=== Required work ===
Restate the complete material exactly.
— start of Information shown —
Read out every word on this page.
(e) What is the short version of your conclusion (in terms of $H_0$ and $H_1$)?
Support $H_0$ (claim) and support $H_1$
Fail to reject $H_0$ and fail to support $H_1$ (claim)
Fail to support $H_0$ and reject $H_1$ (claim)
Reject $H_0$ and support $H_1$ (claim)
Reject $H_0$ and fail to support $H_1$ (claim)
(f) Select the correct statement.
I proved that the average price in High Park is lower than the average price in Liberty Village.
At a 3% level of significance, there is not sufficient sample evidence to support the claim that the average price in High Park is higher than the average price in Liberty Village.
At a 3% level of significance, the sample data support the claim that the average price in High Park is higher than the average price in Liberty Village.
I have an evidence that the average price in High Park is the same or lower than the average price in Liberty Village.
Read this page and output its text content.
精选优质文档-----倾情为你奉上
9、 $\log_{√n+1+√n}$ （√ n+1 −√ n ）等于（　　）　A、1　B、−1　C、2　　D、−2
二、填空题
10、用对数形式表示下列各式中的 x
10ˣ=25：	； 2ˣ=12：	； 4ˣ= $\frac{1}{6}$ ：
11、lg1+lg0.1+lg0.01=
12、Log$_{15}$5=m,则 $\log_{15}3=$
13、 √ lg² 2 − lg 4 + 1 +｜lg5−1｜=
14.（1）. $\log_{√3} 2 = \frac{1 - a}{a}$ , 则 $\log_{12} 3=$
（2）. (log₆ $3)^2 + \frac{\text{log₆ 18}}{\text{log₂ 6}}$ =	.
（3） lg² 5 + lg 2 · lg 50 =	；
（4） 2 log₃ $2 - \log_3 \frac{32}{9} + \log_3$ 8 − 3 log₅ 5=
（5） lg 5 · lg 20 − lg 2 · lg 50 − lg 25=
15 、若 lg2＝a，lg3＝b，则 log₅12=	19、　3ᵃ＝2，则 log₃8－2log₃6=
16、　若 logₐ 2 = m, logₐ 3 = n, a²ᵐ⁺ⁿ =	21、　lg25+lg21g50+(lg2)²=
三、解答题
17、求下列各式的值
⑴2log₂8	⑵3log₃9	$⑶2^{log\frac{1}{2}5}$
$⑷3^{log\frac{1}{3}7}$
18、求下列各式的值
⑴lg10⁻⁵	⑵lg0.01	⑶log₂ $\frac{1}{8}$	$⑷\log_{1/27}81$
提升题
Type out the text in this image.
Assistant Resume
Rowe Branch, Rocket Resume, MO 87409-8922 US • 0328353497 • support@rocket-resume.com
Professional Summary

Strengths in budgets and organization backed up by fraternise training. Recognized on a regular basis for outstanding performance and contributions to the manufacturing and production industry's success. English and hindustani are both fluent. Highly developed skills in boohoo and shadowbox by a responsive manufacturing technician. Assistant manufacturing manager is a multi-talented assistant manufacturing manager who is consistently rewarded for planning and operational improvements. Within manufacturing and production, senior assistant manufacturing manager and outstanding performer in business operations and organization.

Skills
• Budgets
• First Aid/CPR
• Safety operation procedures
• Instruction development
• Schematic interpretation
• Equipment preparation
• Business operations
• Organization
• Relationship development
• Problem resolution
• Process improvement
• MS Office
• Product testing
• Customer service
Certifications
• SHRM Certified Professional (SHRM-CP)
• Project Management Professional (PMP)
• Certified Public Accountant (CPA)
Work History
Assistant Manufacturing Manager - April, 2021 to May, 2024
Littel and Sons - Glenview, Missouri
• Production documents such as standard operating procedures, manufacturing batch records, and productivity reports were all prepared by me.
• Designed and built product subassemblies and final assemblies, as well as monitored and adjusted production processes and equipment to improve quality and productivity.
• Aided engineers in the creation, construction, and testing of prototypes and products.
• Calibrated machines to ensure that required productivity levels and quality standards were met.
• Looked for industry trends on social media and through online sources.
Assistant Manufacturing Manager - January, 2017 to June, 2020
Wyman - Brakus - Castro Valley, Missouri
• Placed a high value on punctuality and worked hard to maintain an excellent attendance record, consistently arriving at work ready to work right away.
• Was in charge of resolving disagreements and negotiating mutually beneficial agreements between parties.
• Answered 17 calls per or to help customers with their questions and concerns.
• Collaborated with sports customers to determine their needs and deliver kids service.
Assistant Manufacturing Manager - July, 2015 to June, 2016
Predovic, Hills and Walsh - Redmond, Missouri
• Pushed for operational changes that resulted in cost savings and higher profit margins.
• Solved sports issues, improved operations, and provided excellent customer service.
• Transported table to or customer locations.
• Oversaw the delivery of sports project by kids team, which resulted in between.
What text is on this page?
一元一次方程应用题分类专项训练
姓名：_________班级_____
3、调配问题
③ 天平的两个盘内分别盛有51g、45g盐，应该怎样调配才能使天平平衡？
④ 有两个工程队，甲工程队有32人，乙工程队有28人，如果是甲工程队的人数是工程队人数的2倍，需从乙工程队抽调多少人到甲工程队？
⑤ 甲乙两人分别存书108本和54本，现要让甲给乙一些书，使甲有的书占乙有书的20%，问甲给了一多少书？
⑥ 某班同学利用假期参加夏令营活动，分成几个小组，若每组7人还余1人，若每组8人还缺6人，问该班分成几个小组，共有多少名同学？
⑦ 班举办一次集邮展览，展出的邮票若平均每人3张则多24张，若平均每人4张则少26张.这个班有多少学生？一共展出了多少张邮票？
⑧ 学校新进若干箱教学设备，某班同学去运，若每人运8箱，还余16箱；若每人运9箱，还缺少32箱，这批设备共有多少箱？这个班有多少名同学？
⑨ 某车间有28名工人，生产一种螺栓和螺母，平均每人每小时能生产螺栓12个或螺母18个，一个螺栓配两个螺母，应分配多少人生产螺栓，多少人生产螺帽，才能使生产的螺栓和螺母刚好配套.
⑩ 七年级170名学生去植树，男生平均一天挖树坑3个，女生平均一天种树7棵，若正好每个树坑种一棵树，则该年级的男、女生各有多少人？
— end of Information shown —
=== Response to the task ===
Read out every word on this page.
(e) What is the short version of your conclusion (in terms of $H_0$ and $H_1$)?
Support $H_0$ (claim) and support $H_1$
Fail to reject $H_0$ and fail to support $H_1$ (claim)
Fail to support $H_0$ and reject $H_1$ (claim)
Reject $H_0$ and support $H_1$ (claim)
Reject $H_0$ and fail to support $H_1$ (claim)
(f) Select the correct statement.
I proved that the average price in High Park is lower than the average price in Liberty Village.
At a 3% level of significance, there is not sufficient sample evidence to support the claim that the average price in High Park is higher than the average price in Liberty Village.
At a 3% level of significance, the sample data support the claim that the average price in High Park is higher than the average price in Liberty Village.
I have an evidence that the average price in High Park is the same or lower than the average price in Liberty Village.
Read this page and output its text content.
精选优质文档-----倾情为你奉上
9、 $\log_{√n+1+√n}$ （√ n+1 −√ n ）等于（　　）　A、1　B、−1　C、2　　D、−2
二、填空题
10、用对数形式表示下列各式中的 x
10ˣ=25：	； 2ˣ=12：	； 4ˣ= $\frac{1}{6}$ ：
11、lg1+lg0.1+lg0.01=
12、Log$_{15}$5=m,则 $\log_{15}3=$
13、 √ lg² 2 − lg 4 + 1 +｜lg5−1｜=
14.（1）. $\log_{√3} 2 = \frac{1 - a}{a}$ , 则 $\log_{12} 3=$
（2）. (log₆ $3)^2 + \frac{\text{log₆ 18}}{\text{log₂ 6}}$ =	.
（3） lg² 5 + lg 2 · lg 50 =	；
（4） 2 log₃ $2 - \log_3 \frac{32}{9} + \log_3$ 8 − 3 log₅ 5=
（5） lg 5 · lg 20 − lg 2 · lg 50 − lg 25=
15 、若 lg2＝a，lg3＝b，则 log₅12=	19、　3ᵃ＝2，则 log₃8－2log₃6=
16、　若 logₐ 2 = m, logₐ 3 = n, a²ᵐ⁺ⁿ =	21、　lg25+lg21g50+(lg2)²=
三、解答题
17、求下列各式的值
⑴2log₂8	⑵3log₃9	$⑶2^{log\frac{1}{2}5}$
$⑷3^{log\frac{1}{3}7}$
18、求下列各式的值
⑴lg10⁻⁵	⑵lg0.01	⑶log₂ $\frac{1}{8}$	$⑷\log_{1/27}81$
提升题
Type out the text in this image.
Assistant Resume
Rowe Branch, Rocket Resume, MO 87409-8922 US • 0328353497 • support@rocket-resume.com
Professional Summary

Strengths in budgets and organization backed up by fraternise training. Recognized on a regular basis for outstanding performance and contributions to the manufacturing and production industry's success. English and hindustani are both fluent. Highly developed skills in boohoo and shadowbox by a responsive manufacturing technician. Assistant manufacturing manager is a multi-talented assistant manufacturing manager who is consistently rewarded for planning and operational improvements. Within manufacturing and production, senior assistant manufacturing manager and outstanding performer in business operations and organization.

Skills
• Budgets
• First Aid/CPR
• Safety operation procedures
• Instruction development
• Schematic interpretation
• Equipment preparation
• Business operations
• Organization
• Relationship development
• Problem resolution
• Process improvement
• MS Office
• Product testing
• Customer service
Certifications
• SHRM Certified Professional (SHRM-CP)
• Project Management Professional (PMP)
• Certified Public Accountant (CPA)
Work History
Assistant Manufacturing Manager - April, 2021 to May, 2024
Littel and Sons - Glenview, Missouri
• Production documents such as standard operating procedures, manufacturing batch records, and productivity reports were all prepared by me.
• Designed and built product subassemblies and final assemblies, as well as monitored and adjusted production processes and equipment to improve quality and productivity.
• Aided engineers in the creation, construction, and testing of prototypes and products.
• Calibrated machines to ensure that required productivity levels and quality standards were met.
• Looked for industry trends on social media and through online sources.
Assistant Manufacturing Manager - January, 2017 to June, 2020
Wyman - Brakus - Castro Valley, Missouri
• Placed a high value on punctuality and worked hard to maintain an excellent attendance record, consistently arriving at work ready to work right away.
• Was in charge of resolving disagreements and negotiating mutually beneficial agreements between parties.
• Answered 17 calls per or to help customers with their questions and concerns.
• Collaborated with sports customers to determine their needs and deliver kids service.
Assistant Manufacturing Manager - July, 2015 to June, 2016
Predovic, Hills and Walsh - Redmond, Missouri
• Pushed for operational changes that resulted in cost savings and higher profit margins.
• Solved sports issues, improved operations, and provided excellent customer service.
• Transported table to or customer locations.
• Oversaw the delivery of sports project by kids team, which resulted in between.
What text is on this page?
一元一次方程应用题分类专项训练
姓名：_________班级_____
3、调配问题
③ 天平的两个盘内分别盛有51g、45g盐，应该怎样调配才能使天平平衡？
④ 有两个工程队，甲工程队有32人，乙工程队有28人，如果是甲工程队的人数是工程队人数的2倍，需从乙工程队抽调多少人到甲工程队？
⑤ 甲乙两人分别存书108本和54本，现要让甲给乙一些书，使甲有的书占乙有书的20%，问甲给了一多少书？
⑥ 某班同学利用假期参加夏令营活动，分成几个小组，若每组7人还余1人，若每组8人还缺6人，问该班分成几个小组，共有多少名同学？
⑦ 班举办一次集邮展览，展出的邮票若平均每人3张则多24张，若平均每人4张则少26张.这个班有多少学生？一共展出了多少张邮票？
⑧ 学校新进若干箱教学设备，某班同学去运，若每人运8箱，还余16箱；若每人运9箱，还缺少32箱，这批设备共有多少箱？这个班有多少名同学？
⑨ 某车间有28名工人，生产一种螺栓和螺母，平均每人每小时能生产螺栓12个或螺母18个，一个螺栓配两个螺母，应分配多少人生产螺栓，多少人生产螺帽，才能使生产的螺栓和螺母刚好配套.
⑩ 七年级170名学生去植树，男生平均一天挖树坑3个，女生平均一天种树7棵，若正好每个树坑种一棵树，则该年级的男、女生各有多少人？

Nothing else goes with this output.